> _Work required_: Sort through the data and copy the lines holding the word "frac".
+ + + + + + +
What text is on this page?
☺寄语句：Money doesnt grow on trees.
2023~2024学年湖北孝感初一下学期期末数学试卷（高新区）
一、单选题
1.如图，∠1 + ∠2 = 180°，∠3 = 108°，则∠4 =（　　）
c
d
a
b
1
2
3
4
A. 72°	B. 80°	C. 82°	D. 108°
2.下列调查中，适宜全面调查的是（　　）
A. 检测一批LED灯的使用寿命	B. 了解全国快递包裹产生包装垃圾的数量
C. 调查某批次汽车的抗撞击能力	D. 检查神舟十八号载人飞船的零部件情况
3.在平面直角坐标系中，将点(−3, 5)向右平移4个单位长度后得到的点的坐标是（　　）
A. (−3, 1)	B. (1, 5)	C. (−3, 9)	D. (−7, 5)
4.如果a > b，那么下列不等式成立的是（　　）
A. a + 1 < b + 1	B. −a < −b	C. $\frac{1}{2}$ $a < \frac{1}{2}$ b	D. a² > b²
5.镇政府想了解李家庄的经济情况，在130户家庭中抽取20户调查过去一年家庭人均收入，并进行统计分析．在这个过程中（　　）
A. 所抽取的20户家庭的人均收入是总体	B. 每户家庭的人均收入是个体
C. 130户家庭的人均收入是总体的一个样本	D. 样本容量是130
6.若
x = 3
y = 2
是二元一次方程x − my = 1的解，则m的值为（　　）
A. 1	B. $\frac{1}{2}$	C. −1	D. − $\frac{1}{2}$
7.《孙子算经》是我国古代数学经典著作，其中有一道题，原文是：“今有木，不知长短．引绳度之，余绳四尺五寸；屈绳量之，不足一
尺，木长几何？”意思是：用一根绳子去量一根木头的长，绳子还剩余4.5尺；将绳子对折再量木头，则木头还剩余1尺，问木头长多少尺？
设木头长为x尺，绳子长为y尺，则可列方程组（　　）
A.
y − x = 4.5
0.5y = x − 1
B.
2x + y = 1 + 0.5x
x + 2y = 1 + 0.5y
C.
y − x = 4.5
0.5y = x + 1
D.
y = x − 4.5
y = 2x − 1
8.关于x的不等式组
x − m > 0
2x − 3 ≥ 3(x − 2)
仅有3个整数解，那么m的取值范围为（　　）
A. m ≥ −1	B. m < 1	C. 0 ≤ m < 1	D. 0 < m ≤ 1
+ + + + + + +
> _Solution_:
A. a + 1 < b + 1	B. −a < −b	C. $\frac{1}{2}$ $a < \frac{1}{2}$ b	D. a² > b²
A. 1	B. $\frac{1}{2}$	C. −1	D. − $\frac{1}{2}$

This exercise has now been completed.